* Direction
Recast every line of the listing below as a numbered list, leaving out any blank lines.

[Stored dataset items]

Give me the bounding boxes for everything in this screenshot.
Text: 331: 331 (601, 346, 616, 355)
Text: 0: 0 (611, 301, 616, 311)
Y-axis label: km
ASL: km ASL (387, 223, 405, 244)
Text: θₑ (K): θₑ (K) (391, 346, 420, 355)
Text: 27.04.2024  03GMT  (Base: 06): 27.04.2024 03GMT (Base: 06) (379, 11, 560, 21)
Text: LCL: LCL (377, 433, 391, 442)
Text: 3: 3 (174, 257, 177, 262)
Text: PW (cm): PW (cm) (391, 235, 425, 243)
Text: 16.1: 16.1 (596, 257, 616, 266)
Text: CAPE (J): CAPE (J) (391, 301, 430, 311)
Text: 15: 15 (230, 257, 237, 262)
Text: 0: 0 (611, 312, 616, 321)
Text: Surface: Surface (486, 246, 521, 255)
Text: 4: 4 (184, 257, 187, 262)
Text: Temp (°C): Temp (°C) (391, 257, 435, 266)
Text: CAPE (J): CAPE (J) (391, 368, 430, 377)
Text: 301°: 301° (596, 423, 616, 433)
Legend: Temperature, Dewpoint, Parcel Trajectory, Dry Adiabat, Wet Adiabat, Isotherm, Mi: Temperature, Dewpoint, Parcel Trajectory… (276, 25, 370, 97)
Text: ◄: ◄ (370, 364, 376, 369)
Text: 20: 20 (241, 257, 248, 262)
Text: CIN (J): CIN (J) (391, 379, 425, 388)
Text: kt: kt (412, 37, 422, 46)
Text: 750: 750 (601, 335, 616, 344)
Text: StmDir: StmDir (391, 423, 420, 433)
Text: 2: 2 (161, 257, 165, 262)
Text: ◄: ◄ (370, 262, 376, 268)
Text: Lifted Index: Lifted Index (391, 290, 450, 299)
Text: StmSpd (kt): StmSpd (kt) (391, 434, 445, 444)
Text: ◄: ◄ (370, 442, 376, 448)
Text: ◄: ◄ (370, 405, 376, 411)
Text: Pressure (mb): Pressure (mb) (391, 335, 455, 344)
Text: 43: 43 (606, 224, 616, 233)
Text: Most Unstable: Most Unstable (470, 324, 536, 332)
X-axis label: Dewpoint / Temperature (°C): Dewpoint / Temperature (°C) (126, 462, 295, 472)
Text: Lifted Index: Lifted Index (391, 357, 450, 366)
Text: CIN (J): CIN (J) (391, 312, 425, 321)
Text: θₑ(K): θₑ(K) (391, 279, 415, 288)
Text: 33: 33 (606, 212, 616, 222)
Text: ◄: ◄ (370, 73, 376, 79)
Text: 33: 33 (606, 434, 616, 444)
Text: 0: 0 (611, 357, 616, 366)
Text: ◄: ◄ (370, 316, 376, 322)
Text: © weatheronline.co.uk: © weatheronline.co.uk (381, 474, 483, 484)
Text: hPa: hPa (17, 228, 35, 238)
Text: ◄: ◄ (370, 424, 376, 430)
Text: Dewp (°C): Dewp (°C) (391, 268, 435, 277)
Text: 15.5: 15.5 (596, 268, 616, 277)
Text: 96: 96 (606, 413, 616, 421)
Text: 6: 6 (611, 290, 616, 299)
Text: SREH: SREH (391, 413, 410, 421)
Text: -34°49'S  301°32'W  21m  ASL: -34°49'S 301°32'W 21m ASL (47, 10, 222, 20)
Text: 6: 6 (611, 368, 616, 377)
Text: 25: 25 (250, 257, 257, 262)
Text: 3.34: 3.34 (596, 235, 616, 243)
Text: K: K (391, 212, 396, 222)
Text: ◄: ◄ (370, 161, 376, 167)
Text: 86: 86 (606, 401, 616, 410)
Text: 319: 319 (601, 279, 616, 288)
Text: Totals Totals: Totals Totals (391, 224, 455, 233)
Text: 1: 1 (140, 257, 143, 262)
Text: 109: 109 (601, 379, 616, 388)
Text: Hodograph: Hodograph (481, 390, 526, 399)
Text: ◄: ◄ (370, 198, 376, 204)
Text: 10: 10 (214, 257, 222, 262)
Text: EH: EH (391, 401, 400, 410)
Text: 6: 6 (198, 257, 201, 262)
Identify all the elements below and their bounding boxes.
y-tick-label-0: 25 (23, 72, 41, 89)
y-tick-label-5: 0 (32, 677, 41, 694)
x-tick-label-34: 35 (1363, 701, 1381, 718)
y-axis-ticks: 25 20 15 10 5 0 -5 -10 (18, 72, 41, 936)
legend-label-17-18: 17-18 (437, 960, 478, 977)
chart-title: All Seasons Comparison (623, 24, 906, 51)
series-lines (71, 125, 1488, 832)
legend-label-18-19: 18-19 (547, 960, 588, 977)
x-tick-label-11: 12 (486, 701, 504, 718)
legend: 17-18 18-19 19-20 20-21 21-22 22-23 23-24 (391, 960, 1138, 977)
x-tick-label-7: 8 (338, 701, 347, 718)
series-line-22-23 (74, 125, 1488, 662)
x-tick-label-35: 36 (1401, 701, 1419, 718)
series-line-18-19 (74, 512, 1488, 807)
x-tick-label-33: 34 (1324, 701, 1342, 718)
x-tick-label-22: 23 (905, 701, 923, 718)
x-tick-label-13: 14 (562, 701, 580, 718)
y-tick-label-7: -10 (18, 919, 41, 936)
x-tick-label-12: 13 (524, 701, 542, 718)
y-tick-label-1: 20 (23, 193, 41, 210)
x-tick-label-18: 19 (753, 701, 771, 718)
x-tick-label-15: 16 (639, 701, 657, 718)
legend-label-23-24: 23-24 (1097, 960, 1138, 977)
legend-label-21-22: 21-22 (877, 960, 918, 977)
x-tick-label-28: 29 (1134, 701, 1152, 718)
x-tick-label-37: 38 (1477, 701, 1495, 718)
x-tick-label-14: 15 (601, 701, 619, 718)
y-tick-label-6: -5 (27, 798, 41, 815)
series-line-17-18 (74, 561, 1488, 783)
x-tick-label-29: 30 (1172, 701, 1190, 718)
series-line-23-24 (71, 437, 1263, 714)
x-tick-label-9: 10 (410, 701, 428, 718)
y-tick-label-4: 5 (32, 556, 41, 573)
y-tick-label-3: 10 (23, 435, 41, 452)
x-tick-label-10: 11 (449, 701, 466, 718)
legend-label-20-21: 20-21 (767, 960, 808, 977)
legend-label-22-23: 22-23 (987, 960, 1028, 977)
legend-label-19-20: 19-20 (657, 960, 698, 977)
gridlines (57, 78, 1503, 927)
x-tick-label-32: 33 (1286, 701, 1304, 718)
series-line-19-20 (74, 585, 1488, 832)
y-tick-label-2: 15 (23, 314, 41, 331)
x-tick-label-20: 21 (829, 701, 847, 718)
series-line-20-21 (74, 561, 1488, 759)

* Output of the task
1. Give me the bounding boxes for everything in this screenshot.
2. Text: 331: 331 (601, 346, 616, 355)
3. Text: 0: 0 (611, 301, 616, 311)
4. Y-axis label: km
5. ASL: km ASL (387, 223, 405, 244)
6. Text: θₑ (K): θₑ (K) (391, 346, 420, 355)
7. Text: 27.04.2024  03GMT  (Base: 06): 27.04.2024 03GMT (Base: 06) (379, 11, 560, 21)
8. Text: LCL: LCL (377, 433, 391, 442)
9. Text: 3: 3 (174, 257, 177, 262)
10. Text: PW (cm): PW (cm) (391, 235, 425, 243)
11. Text: 16.1: 16.1 (596, 257, 616, 266)
12. Text: CAPE (J): CAPE (J) (391, 301, 430, 311)
13. Text: 15: 15 (230, 257, 237, 262)
14. Text: 0: 0 (611, 312, 616, 321)
15. Text: Surface: Surface (486, 246, 521, 255)
16. Text: 4: 4 (184, 257, 187, 262)
17. Text: Temp (°C): Temp (°C) (391, 257, 435, 266)
18. Text: CAPE (J): CAPE (J) (391, 368, 430, 377)
19. Text: 301°: 301° (596, 423, 616, 433)
20. Legend: Temperature, Dewpoint, Parcel Trajectory, Dry Adiabat, Wet Adiabat, Isotherm, Mi: Temperature, Dewpoint, Parcel Trajectory… (276, 25, 370, 97)
21. Text: ◄: ◄ (370, 364, 376, 369)
22. Text: 20: 20 (241, 257, 248, 262)
23. Text: CIN (J): CIN (J) (391, 379, 425, 388)
24. Text: kt: kt (412, 37, 422, 46)
25. Text: 750: 750 (601, 335, 616, 344)
26. Text: StmDir: StmDir (391, 423, 420, 433)
27. Text: 2: 2 (161, 257, 165, 262)
28. Text: ◄: ◄ (370, 262, 376, 268)
29. Text: Lifted Index: Lifted Index (391, 290, 450, 299)
30. Text: StmSpd (kt): StmSpd (kt) (391, 434, 445, 444)
31. Text: ◄: ◄ (370, 442, 376, 448)
32. Text: ◄: ◄ (370, 405, 376, 411)
33. Text: Pressure (mb): Pressure (mb) (391, 335, 455, 344)
34. Text: 43: 43 (606, 224, 616, 233)
35. Text: Most Unstable: Most Unstable (470, 324, 536, 332)
36. X-axis label: Dewpoint / Temperature (°C): Dewpoint / Temperature (°C) (126, 462, 295, 472)
37. Text: Lifted Index: Lifted Index (391, 357, 450, 366)
38. Text: CIN (J): CIN (J) (391, 312, 425, 321)
39. Text: θₑ(K): θₑ(K) (391, 279, 415, 288)
40. Text: 33: 33 (606, 212, 616, 222)
41. Text: ◄: ◄ (370, 73, 376, 79)
42. Text: 33: 33 (606, 434, 616, 444)
43. Text: 0: 0 (611, 357, 616, 366)
44. Text: ◄: ◄ (370, 316, 376, 322)
45. Text: © weatheronline.co.uk: © weatheronline.co.uk (381, 474, 483, 484)
46. Text: hPa: hPa (17, 228, 35, 238)
47. Text: ◄: ◄ (370, 424, 376, 430)
48. Text: Dewp (°C): Dewp (°C) (391, 268, 435, 277)
49. Text: 15.5: 15.5 (596, 268, 616, 277)
50. Text: 96: 96 (606, 413, 616, 421)
51. Text: 6: 6 (611, 290, 616, 299)
52. Text: SREH: SREH (391, 413, 410, 421)
53. Text: -34°49'S  301°32'W  21m  ASL: -34°49'S 301°32'W 21m ASL (47, 10, 222, 20)
54. Text: 6: 6 (611, 368, 616, 377)
55. Text: 25: 25 (250, 257, 257, 262)
56. Text: 3.34: 3.34 (596, 235, 616, 243)
57. Text: K: K (391, 212, 396, 222)
58. Text: ◄: ◄ (370, 161, 376, 167)
59. Text: 86: 86 (606, 401, 616, 410)
60. Text: 319: 319 (601, 279, 616, 288)
61. Text: Totals Totals: Totals Totals (391, 224, 455, 233)
62. Text: 1: 1 (140, 257, 143, 262)
63. Text: 109: 109 (601, 379, 616, 388)
64. Text: Hodograph: Hodograph (481, 390, 526, 399)
65. Text: ◄: ◄ (370, 198, 376, 204)
66. Text: 10: 10 (214, 257, 222, 262)
67. Text: EH: EH (391, 401, 400, 410)
68. Text: 6: 6 (198, 257, 201, 262)
69. Identify all the elements below and their bounding boxes.
70. y-tick-label-0: 25 (23, 72, 41, 89)
71. y-tick-label-5: 0 (32, 677, 41, 694)
72. x-tick-label-34: 35 (1363, 701, 1381, 718)
73. y-axis-ticks: 25 20 15 10 5 0 -5 -10 (18, 72, 41, 936)
74. legend-label-17-18: 17-18 (437, 960, 478, 977)
75. chart-title: All Seasons Comparison (623, 24, 906, 51)
76. series-lines (71, 125, 1488, 832)
77. legend-label-18-19: 18-19 (547, 960, 588, 977)
78. x-tick-label-11: 12 (486, 701, 504, 718)
79. legend: 17-18 18-19 19-20 20-21 21-22 22-23 23-24 (391, 960, 1138, 977)
80. x-tick-label-7: 8 (338, 701, 347, 718)
81. series-line-22-23 (74, 125, 1488, 662)
82. x-tick-label-35: 36 (1401, 701, 1419, 718)
83. series-line-18-19 (74, 512, 1488, 807)
84. x-tick-label-33: 34 (1324, 701, 1342, 718)
85. x-tick-label-22: 23 (905, 701, 923, 718)
86. x-tick-label-13: 14 (562, 701, 580, 718)
87. y-tick-label-7: -10 (18, 919, 41, 936)
88. x-tick-label-12: 13 (524, 701, 542, 718)
89. y-tick-label-1: 20 (23, 193, 41, 210)
90. x-tick-label-18: 19 (753, 701, 771, 718)
91. x-tick-label-15: 16 (639, 701, 657, 718)
92. legend-label-23-24: 23-24 (1097, 960, 1138, 977)
93. legend-label-21-22: 21-22 (877, 960, 918, 977)
94. x-tick-label-28: 29 (1134, 701, 1152, 718)
95. x-tick-label-37: 38 (1477, 701, 1495, 718)
96. x-tick-label-14: 15 (601, 701, 619, 718)
97. y-tick-label-6: -5 (27, 798, 41, 815)
98. series-line-17-18 (74, 561, 1488, 783)
99. x-tick-label-29: 30 (1172, 701, 1190, 718)
100. series-line-23-24 (71, 437, 1263, 714)
101. x-tick-label-9: 10 (410, 701, 428, 718)
102. y-tick-label-4: 5 (32, 556, 41, 573)
103. y-tick-label-3: 10 (23, 435, 41, 452)
104. x-tick-label-10: 11 (449, 701, 466, 718)
105. legend-label-20-21: 20-21 (767, 960, 808, 977)
106. legend-label-22-23: 22-23 (987, 960, 1028, 977)
107. legend-label-19-20: 19-20 (657, 960, 698, 977)
108. gridlines (57, 78, 1503, 927)
109. x-tick-label-32: 33 (1286, 701, 1304, 718)
110. series-line-19-20 (74, 585, 1488, 832)
111. y-tick-label-2: 15 (23, 314, 41, 331)
112. x-tick-label-20: 21 (829, 701, 847, 718)
113. series-line-20-21 (74, 561, 1488, 759)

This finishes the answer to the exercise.